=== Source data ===
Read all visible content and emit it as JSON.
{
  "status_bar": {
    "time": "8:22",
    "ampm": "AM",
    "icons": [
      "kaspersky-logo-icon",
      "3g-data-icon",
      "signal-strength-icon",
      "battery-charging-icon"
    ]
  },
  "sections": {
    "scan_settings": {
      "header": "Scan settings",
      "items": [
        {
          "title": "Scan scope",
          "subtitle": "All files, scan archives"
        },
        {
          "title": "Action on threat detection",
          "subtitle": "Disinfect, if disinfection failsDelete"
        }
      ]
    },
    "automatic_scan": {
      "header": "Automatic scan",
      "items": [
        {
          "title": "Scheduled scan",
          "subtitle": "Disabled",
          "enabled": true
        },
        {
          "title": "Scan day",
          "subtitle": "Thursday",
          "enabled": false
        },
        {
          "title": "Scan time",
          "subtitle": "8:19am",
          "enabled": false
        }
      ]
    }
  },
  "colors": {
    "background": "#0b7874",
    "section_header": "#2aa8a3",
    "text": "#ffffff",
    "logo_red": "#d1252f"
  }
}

=== Written task ===
Repeat the material above exactly.

=== Result ===
Read all visible content and emit it as JSON.
{
  "status_bar": {
    "time": "8:22",
    "ampm": "AM",
    "icons": [
      "kaspersky-logo-icon",
      "3g-data-icon",
      "signal-strength-icon",
      "battery-charging-icon"
    ]
  },
  "sections": {
    "scan_settings": {
      "header": "Scan settings",
      "items": [
        {
          "title": "Scan scope",
          "subtitle": "All files, scan archives"
        },
        {
          "title": "Action on threat detection",
          "subtitle": "Disinfect, if disinfection failsDelete"
        }
      ]
    },
    "automatic_scan": {
      "header": "Automatic scan",
      "items": [
        {
          "title": "Scheduled scan",
          "subtitle": "Disabled",
          "enabled": true
        },
        {
          "title": "Scan day",
          "subtitle": "Thursday",
          "enabled": false
        },
        {
          "title": "Scan time",
          "subtitle": "8:19am",
          "enabled": false
        }
      ]
    }
  },
  "colors": {
    "background": "#0b7874",
    "section_header": "#2aa8a3",
    "text": "#ffffff",
    "logo_red": "#d1252f"
  }
}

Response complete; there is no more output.